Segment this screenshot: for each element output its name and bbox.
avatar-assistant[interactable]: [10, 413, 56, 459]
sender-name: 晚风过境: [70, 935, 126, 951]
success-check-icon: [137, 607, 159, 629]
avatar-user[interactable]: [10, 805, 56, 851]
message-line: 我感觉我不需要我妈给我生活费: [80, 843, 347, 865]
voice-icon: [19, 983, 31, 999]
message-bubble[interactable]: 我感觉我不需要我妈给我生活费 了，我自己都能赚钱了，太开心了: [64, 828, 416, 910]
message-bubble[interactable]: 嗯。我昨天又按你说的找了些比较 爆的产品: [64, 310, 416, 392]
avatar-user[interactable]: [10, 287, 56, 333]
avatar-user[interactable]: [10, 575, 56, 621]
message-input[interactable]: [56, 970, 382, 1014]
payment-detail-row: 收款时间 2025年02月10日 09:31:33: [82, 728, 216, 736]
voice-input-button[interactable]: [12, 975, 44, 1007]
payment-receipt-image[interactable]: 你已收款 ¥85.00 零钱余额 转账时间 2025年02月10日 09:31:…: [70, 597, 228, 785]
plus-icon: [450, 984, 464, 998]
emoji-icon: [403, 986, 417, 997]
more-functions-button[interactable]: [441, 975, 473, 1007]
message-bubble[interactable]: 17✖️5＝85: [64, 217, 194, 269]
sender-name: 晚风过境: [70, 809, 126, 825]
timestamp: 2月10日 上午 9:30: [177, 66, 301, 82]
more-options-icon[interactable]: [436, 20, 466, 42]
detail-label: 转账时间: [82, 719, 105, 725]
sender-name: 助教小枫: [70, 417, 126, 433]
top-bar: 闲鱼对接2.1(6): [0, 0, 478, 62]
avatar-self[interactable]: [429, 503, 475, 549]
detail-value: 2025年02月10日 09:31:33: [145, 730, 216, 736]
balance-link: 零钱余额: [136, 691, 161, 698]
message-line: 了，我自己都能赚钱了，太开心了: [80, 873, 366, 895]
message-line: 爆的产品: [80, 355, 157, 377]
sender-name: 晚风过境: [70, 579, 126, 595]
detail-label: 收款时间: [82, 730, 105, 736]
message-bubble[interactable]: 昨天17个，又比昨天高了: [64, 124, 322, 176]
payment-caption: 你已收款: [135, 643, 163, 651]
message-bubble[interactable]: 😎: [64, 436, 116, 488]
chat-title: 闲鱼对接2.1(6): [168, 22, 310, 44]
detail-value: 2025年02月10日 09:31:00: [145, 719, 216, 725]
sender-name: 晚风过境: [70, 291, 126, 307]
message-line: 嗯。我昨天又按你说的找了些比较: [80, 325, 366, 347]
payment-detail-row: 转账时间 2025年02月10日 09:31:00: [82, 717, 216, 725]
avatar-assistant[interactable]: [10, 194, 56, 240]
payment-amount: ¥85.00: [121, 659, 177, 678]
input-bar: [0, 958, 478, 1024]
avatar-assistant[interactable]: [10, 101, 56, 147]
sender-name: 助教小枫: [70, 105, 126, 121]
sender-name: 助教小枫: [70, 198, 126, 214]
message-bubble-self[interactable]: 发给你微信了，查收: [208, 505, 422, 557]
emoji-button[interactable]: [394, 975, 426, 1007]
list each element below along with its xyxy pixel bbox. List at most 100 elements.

·····

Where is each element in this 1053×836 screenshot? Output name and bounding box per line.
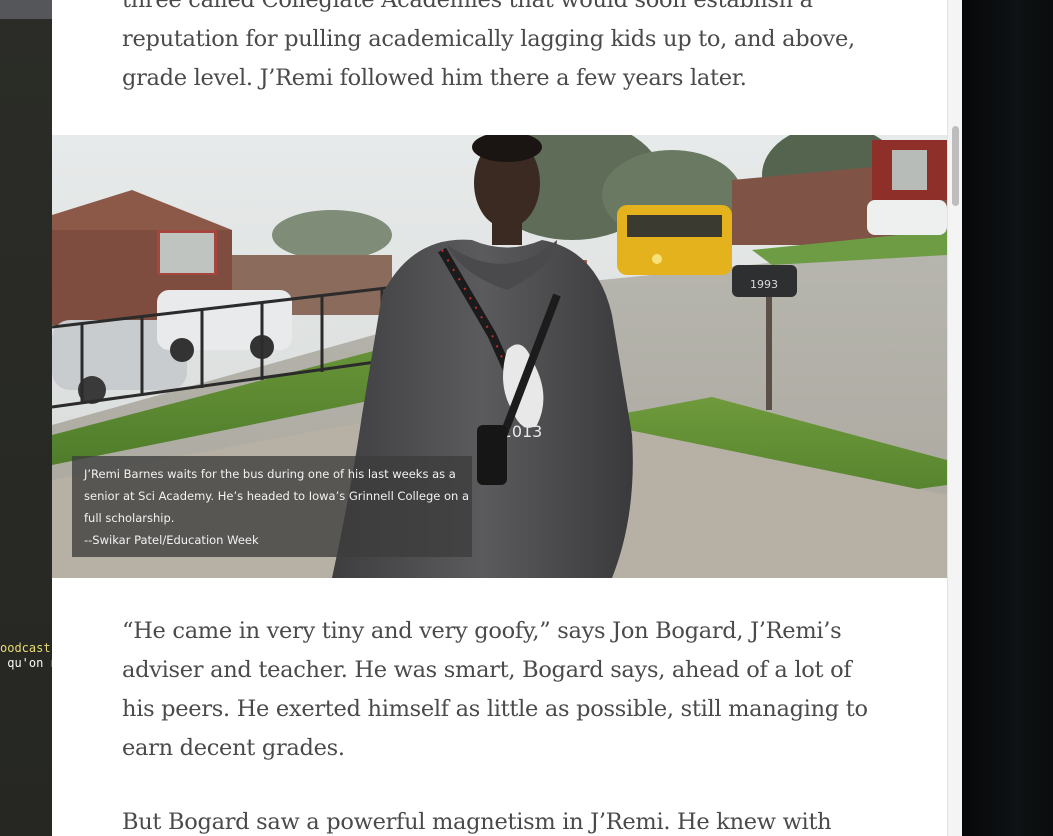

·····

## Objective
Copy the material word for word. Begin at the line that contains "Segment this screenshot: for" and stop after the line that contains "message-line: 了，我自己都能赚钱了，太开心了: [80, 873, 366, 895]".

## Solution
Segment this screenshot: for each element output its name and bbox.
avatar-assistant[interactable]: [10, 413, 56, 459]
sender-name: 晚风过境: [70, 935, 126, 951]
success-check-icon: [137, 607, 159, 629]
avatar-user[interactable]: [10, 805, 56, 851]
message-line: 我感觉我不需要我妈给我生活费: [80, 843, 347, 865]
voice-icon: [19, 983, 31, 999]
message-bubble[interactable]: 我感觉我不需要我妈给我生活费 了，我自己都能赚钱了，太开心了: [64, 828, 416, 910]
message-bubble[interactable]: 嗯。我昨天又按你说的找了些比较 爆的产品: [64, 310, 416, 392]
avatar-user[interactable]: [10, 287, 56, 333]
avatar-user[interactable]: [10, 575, 56, 621]
message-input[interactable]: [56, 970, 382, 1014]
payment-detail-row: 收款时间 2025年02月10日 09:31:33: [82, 728, 216, 736]
voice-input-button[interactable]: [12, 975, 44, 1007]
payment-receipt-image[interactable]: 你已收款 ¥85.00 零钱余额 转账时间 2025年02月10日 09:31:…: [70, 597, 228, 785]
plus-icon: [450, 984, 464, 998]
emoji-icon: [403, 986, 417, 997]
more-functions-button[interactable]: [441, 975, 473, 1007]
message-bubble[interactable]: 17✖️5＝85: [64, 217, 194, 269]
sender-name: 晚风过境: [70, 809, 126, 825]
timestamp: 2月10日 上午 9:30: [177, 66, 301, 82]
more-options-icon[interactable]: [436, 20, 466, 42]
detail-label: 转账时间: [82, 719, 105, 725]
sender-name: 助教小枫: [70, 417, 126, 433]
top-bar: 闲鱼对接2.1(6): [0, 0, 478, 62]
avatar-self[interactable]: [429, 503, 475, 549]
detail-value: 2025年02月10日 09:31:33: [145, 730, 216, 736]
balance-link: 零钱余额: [136, 691, 161, 698]
message-line: 了，我自己都能赚钱了，太开心了: [80, 873, 366, 895]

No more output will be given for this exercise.